Also, copy by value in itself is just a semantic requirement, it
doesn't say how it's implemented.
And shared mutable memory is pretty damn slow (given you are not
fine with data race garbage), because atomic operations destroy
caches. So it's the usual space-time tradeoff at the end of the
day.
jagged-chisel wrote 11 hours 28 min ago:
Pass-by-value is already a copy.
jcparkyn wrote 11 hours 25 min ago:
It's only semantically a pass-by-value, in reality a reference is
passed and the data is only copied if needed (i.e. value is mutated
while shared).
zahlman wrote 10 hours 36 min ago:
So the language has reference semantics, and (per the edit) for
every object (like in Python)?
(Ah, no, your example elsewhere in the thread suggests that the
referred-to structures get implicitly copied all over the place.)
jcparkyn wrote 10 hours 20 min ago:
Nope, it's value semantics (unlike Python), the references are
just an internal optimization. Implicit copies happen when a
list/dict with more than one reference is mutated.
zahlman wrote 9 hours 36 min ago:
> the references are just an internal optimization
Optimization specifically for function calls, or... ?
Because if you're doing all this copy-on-write anyway, the
indirection seems to be a needless cost in other contexts.
jcparkyn wrote 4 hours 27 min ago:
This applies everywhere, and it fundamentally wouldn't be
possible for just function calls.
> needless cost
Are you comparing to a language with mutable references or
a our functional language? A language with mutable
references will of course be faster, but this is more
intended as an alternative to pure functional languages
(since functions are referentially transparent).

→ SUPPLIED MATERIAL
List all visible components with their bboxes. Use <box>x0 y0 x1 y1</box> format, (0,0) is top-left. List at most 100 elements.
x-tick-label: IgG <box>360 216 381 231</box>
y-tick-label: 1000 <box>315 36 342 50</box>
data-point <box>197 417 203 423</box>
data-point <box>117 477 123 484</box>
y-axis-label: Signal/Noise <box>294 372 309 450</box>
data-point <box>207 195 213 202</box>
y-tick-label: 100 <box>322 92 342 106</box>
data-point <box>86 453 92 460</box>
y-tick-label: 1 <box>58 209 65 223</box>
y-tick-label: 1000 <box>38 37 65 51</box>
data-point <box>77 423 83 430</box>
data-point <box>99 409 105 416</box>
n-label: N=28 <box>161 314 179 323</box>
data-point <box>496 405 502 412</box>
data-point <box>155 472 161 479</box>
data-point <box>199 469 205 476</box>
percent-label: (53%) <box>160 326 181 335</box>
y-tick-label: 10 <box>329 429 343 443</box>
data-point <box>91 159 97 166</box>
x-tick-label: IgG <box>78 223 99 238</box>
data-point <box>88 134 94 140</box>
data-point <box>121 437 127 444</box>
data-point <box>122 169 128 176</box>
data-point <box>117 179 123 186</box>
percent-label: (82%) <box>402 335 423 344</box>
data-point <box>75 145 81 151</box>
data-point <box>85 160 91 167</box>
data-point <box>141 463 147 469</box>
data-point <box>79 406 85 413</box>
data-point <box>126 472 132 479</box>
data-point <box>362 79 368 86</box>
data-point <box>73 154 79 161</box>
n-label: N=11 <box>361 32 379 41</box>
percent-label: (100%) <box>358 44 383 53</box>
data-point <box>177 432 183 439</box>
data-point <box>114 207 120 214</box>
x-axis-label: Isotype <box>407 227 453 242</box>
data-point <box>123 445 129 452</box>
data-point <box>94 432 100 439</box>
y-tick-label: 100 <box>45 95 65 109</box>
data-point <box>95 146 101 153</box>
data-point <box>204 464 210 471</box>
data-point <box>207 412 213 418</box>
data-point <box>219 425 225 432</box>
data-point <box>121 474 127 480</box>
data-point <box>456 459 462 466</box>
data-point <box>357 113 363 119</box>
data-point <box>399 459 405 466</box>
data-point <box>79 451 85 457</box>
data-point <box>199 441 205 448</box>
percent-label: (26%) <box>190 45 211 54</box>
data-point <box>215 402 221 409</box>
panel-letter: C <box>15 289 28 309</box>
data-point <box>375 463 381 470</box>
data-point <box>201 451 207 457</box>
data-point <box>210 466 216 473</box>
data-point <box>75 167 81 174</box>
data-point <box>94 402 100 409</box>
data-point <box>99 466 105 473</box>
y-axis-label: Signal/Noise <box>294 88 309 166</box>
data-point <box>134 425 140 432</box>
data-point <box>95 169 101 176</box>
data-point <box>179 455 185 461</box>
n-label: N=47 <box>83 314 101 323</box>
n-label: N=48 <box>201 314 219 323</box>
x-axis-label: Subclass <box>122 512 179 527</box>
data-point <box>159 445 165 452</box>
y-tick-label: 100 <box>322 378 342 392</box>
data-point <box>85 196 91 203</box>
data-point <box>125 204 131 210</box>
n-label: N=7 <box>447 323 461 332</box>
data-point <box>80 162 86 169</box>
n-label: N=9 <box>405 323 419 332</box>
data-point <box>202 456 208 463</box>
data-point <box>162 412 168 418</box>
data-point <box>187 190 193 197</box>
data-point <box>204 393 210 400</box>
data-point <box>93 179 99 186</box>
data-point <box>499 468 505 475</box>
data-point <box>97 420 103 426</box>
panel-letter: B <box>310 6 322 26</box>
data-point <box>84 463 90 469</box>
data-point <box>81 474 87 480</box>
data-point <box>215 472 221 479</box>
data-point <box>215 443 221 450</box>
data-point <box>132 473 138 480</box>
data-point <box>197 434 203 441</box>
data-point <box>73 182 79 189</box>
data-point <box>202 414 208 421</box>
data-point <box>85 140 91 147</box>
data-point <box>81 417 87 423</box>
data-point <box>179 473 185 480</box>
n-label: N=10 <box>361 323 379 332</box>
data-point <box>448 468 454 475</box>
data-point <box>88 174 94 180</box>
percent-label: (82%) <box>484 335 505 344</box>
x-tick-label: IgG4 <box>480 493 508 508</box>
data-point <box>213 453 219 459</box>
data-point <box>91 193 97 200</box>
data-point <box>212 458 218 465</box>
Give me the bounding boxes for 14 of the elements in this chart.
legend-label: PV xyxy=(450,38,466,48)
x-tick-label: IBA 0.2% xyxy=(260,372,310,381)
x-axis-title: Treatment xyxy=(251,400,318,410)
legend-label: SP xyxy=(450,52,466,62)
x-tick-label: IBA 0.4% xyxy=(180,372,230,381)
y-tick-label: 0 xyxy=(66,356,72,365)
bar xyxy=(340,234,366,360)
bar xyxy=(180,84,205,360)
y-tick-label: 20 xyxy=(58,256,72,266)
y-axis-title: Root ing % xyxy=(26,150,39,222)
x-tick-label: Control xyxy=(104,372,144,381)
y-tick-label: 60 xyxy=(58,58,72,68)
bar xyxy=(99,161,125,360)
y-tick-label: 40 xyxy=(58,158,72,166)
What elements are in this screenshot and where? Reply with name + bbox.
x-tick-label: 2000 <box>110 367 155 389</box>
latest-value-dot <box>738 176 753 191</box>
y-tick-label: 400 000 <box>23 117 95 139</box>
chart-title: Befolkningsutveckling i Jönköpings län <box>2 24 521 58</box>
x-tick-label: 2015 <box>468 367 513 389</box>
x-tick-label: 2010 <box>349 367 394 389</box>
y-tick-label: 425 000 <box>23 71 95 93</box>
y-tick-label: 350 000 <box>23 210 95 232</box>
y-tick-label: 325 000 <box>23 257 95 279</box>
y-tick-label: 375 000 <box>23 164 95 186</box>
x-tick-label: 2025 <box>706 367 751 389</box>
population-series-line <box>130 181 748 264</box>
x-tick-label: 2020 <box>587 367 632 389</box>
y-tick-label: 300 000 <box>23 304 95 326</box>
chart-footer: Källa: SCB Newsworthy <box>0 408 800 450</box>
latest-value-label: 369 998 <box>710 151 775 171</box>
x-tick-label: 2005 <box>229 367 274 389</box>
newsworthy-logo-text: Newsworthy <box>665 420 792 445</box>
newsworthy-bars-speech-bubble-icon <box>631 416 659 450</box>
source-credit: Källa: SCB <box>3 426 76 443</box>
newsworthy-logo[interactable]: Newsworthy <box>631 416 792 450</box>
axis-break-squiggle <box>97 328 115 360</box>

→ WRITTEN REQUEST 1
Check each statement against the thread on value semantics. Answer yes or no, and quote the words of the thread that decide it. (a) jcparkyn says data is copied only when a value is mutated while shared. (b) jcparkyn says the language has reference semantics, as Python does. (c) jcparkyn says a language with mutable references will be slower.
→ WRITTEN REQUEST 2
Write out part of the thread on value semantics again, swapping "copied" for "duplicated". Begin at the words "And shared mutable" and stop after "while shared).".

→ FULL OUTPUT 1
(a) Yes: "the data is only copied if needed (i.e. value is mutated while shared)".
(b) No: "Nope, it's value semantics (unlike Python)".
(c) No: "A language with mutable references will of course be faster".

→ FULL OUTPUT 2
And shared mutable memory is pretty damn slow (given you are not
fine with data race garbage), because atomic operations destroy
caches. So it's the usual space-time tradeoff at the end of the
day.
jagged-chisel wrote 11 hours 28 min ago:
Pass-by-value is already a copy.
jcparkyn wrote 11 hours 25 min ago:
It's only semantically a pass-by-value, in reality a reference is
passed and the data is only duplicated if needed (i.e. value is mutated
while shared).